This conflict of views has less relevance in the Democratic Party but is quite stark in the Republican Party. It’s also seen among Evangelicals. Old Evangelicals, at least among whites, are part of the Ferengi extremists. But young Evangelicals identify with the ‘progressive’ label and support such things as same sex marriage while no longer seeing abortion as an important issue, much less feeling drawn to polticized religiosity. The Ferengi are opposite of the majority of Americans, often opposite of a large number of moderate Republicans and conservatives, and definitely opposite of the young.

Yet the Ferengi are held up as an equivalent demographic to these much larger demographics in creating a false narrative of polariztion and division. The ideological gap, though, is in some sense real. The Ferengi fringe are disproportionately represented among those who are most politically active with high voter turnout, specifically as found among older conservatives with more money and influence. Even as they are a shrinking minority, they still strongly control or otherwise are overly represented by the Republican Party and right-wing media. The extremism of this minority emphasizes how far ‘left’ the rest of the population has gone.

--*--

§ SHORT TASK 1
Extract every line of the rows that contains the word "shape".
The rows have no connection to the passage above them.

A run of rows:
--*--

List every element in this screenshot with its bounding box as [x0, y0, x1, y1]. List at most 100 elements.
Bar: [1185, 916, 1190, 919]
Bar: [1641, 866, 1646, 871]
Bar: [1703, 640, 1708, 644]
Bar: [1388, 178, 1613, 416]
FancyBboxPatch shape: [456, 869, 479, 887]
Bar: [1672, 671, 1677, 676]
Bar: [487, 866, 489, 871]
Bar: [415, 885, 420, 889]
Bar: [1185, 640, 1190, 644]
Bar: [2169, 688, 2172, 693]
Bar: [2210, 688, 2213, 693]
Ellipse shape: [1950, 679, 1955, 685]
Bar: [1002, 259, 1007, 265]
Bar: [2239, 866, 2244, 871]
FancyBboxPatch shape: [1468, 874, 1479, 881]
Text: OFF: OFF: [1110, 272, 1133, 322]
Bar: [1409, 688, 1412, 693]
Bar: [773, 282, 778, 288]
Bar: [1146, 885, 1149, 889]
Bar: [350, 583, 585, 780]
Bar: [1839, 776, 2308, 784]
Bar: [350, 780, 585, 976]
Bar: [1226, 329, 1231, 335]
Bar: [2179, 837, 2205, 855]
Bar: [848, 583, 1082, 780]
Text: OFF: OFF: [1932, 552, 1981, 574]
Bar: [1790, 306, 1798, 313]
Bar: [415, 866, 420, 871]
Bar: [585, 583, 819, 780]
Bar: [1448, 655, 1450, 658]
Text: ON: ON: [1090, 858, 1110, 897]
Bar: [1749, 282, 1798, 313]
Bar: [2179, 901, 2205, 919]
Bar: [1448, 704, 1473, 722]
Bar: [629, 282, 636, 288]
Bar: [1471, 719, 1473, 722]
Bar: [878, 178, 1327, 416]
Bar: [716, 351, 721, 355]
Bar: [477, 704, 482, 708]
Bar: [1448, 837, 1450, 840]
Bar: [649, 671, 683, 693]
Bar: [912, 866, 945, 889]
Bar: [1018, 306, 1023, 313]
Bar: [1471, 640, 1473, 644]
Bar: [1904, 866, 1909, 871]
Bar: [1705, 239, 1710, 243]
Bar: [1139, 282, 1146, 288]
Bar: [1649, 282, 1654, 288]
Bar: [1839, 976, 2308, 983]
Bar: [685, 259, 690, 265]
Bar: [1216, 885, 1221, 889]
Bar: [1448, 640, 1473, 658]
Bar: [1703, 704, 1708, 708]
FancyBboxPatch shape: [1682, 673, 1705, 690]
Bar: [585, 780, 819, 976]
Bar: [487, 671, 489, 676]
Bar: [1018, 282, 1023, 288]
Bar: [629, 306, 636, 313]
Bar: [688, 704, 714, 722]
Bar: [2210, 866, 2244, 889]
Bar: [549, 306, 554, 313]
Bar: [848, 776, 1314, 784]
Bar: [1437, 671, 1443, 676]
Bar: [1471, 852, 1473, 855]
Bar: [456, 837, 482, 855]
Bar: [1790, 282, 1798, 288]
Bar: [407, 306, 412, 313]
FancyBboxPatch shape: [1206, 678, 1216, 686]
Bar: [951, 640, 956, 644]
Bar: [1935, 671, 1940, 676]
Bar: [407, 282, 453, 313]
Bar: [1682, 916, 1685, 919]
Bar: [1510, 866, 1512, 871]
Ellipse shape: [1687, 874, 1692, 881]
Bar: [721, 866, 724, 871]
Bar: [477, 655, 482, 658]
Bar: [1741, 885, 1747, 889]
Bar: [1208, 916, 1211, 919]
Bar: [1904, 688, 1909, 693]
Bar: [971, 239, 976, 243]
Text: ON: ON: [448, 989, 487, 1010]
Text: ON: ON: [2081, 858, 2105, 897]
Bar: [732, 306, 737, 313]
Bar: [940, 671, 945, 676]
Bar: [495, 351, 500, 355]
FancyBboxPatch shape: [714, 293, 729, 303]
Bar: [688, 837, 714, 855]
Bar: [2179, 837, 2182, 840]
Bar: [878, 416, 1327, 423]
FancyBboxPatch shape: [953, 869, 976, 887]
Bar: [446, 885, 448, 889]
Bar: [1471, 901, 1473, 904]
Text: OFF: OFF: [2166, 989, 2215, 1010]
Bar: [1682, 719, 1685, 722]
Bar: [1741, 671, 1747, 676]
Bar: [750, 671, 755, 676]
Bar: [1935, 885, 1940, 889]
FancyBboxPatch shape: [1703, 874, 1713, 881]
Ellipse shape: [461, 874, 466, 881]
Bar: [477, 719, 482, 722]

--*--

§ SHORT TASK 2
Answer these questions about the passage on political division:
(a) In which party is the conflict of views described as quite stark?
(b) Which label do young Evangelicals identify with?
(c) Among whom are the Ferengi fringe disproportionately represented?

§ WORKED SOLUTION 1
FancyBboxPatch shape: [456, 869, 479, 887]
Ellipse shape: [1950, 679, 1955, 685]
FancyBboxPatch shape: [1468, 874, 1479, 881]
FancyBboxPatch shape: [1682, 673, 1705, 690]
FancyBboxPatch shape: [1206, 678, 1216, 686]
Ellipse shape: [1687, 874, 1692, 881]
FancyBboxPatch shape: [714, 293, 729, 303]
FancyBboxPatch shape: [953, 869, 976, 887]
FancyBboxPatch shape: [1703, 874, 1713, 881]
Ellipse shape: [461, 874, 466, 881]

§ WORKED SOLUTION 2
(a) The Republican Party.
(b) The "progressive" label.
(c) Those who are most politically active with high voter turnout, specifically older conservatives with more money and influence.